• Problem:
Please write out the complete listing that follows, exactly as it reads.

(Records from a data collection)
──────────

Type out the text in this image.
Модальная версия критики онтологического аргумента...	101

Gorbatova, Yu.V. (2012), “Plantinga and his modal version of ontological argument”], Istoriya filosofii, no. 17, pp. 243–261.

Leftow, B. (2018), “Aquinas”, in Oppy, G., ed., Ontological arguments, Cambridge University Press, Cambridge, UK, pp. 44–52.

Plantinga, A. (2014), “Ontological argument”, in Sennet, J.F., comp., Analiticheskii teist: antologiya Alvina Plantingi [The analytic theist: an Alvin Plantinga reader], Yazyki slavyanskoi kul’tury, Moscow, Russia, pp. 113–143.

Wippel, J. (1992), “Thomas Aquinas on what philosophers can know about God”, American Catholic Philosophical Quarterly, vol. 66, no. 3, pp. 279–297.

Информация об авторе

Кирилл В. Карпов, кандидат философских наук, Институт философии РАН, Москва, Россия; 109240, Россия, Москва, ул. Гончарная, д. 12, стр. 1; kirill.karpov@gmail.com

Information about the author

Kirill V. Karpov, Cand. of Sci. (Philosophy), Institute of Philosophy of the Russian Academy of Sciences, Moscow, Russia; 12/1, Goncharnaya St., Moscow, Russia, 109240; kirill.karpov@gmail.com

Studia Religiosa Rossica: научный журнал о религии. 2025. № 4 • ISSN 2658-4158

──────────

• The response:
Type out the text in this image.
Модальная версия критики онтологического аргумента...	101

Gorbatova, Yu.V. (2012), “Plantinga and his modal version of ontological argument”], Istoriya filosofii, no. 17, pp. 243–261.

Leftow, B. (2018), “Aquinas”, in Oppy, G., ed., Ontological arguments, Cambridge University Press, Cambridge, UK, pp. 44–52.

Plantinga, A. (2014), “Ontological argument”, in Sennet, J.F., comp., Analiticheskii teist: antologiya Alvina Plantingi [The analytic theist: an Alvin Plantinga reader], Yazyki slavyanskoi kul’tury, Moscow, Russia, pp. 113–143.

Wippel, J. (1992), “Thomas Aquinas on what philosophers can know about God”, American Catholic Philosophical Quarterly, vol. 66, no. 3, pp. 279–297.

Информация об авторе

Кирилл В. Карпов, кандидат философских наук, Институт философии РАН, Москва, Россия; 109240, Россия, Москва, ул. Гончарная, д. 12, стр. 1; kirill.karpov@gmail.com

Information about the author

Kirill V. Karpov, Cand. of Sci. (Philosophy), Institute of Philosophy of the Russian Academy of Sciences, Moscow, Russia; 12/1, Goncharnaya St., Moscow, Russia, 109240; kirill.karpov@gmail.com

Studia Religiosa Rossica: научный журнал о религии. 2025. № 4 • ISSN 2658-4158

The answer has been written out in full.